● Work to be completed
Of all the lines here, how many include the string "JSON"? Answer with the number only.

.....

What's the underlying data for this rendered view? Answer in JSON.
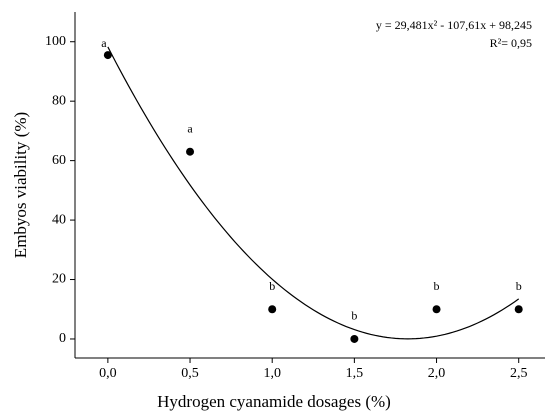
{
  "chart_data": {
    "type": "scatter",
    "x_label": "Hydrogen cyanamide dosages (%)",
    "y_label": "Embyos viability (%)",
    "x": [
      0,
      0.5,
      1.0,
      1.5,
      2.0,
      2.5
    ],
    "values": [
      95.5,
      63,
      10,
      0,
      10,
      10
    ],
    "point_labels": [
      "a",
      "a",
      "b",
      "b",
      "b",
      "b"
    ],
    "color": "#000000",
    "trendline": {
      "equation": "y = 29,481x² - 107,61x + 98,245",
      "r2_label": "R²= 0,95",
      "coefficients": [
        29.481,
        -107.61,
        98.245
      ],
      "r2": 0.95
    },
    "xlim": [
      -0.2,
      2.66
    ],
    "ylim": [
      -6.4,
      110
    ],
    "xticks": [
      {
        "value": 0,
        "label": "0,0"
      },
      {
        "value": 0.5,
        "label": "0,5"
      },
      {
        "value": 1.0,
        "label": "1,0"
      },
      {
        "value": 1.5,
        "label": "1,5"
      },
      {
        "value": 2.0,
        "label": "2,0"
      },
      {
        "value": 2.5,
        "label": "2,5"
      }
    ],
    "yticks": [
      0,
      20,
      40,
      60,
      80,
      100
    ]
  }
}
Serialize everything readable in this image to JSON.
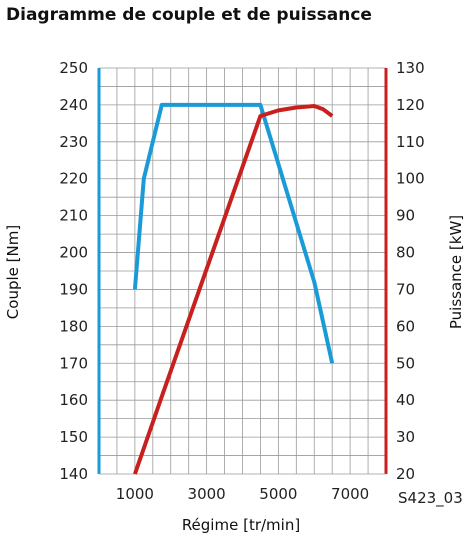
{
  "chart_data": {
    "type": "line",
    "title": "Diagramme de couple et de puissance",
    "xlabel": "Régime [tr/min]",
    "ylabel_left": "Couple [Nm]",
    "ylabel_right": "Puissance [kW]",
    "figure_ref": "S423_03",
    "xlim": [
      0,
      8000
    ],
    "ylim_left": [
      140,
      250
    ],
    "ylim_right": [
      20,
      130
    ],
    "x_ticks": [
      1000,
      3000,
      5000,
      7000
    ],
    "y_ticks_left": [
      140,
      150,
      160,
      170,
      180,
      190,
      200,
      210,
      220,
      230,
      240,
      250
    ],
    "y_ticks_right": [
      20,
      30,
      40,
      50,
      60,
      70,
      80,
      90,
      100,
      110,
      120,
      130
    ],
    "grid": true,
    "colors": {
      "torque": "#1a9bd7",
      "power": "#c8201e"
    },
    "series": [
      {
        "key": "torque",
        "axis": "left",
        "x": [
          1000,
          1250,
          1750,
          4500,
          6000,
          6500
        ],
        "y": [
          190,
          220,
          240,
          240,
          192,
          170
        ]
      },
      {
        "key": "power",
        "axis": "right",
        "x": [
          1000,
          1750,
          4500,
          5000,
          5500,
          6000,
          6250,
          6500
        ],
        "y": [
          20,
          41,
          117,
          118.5,
          119.3,
          119.7,
          118.8,
          117
        ]
      }
    ]
  }
}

.....

● Result of the task
2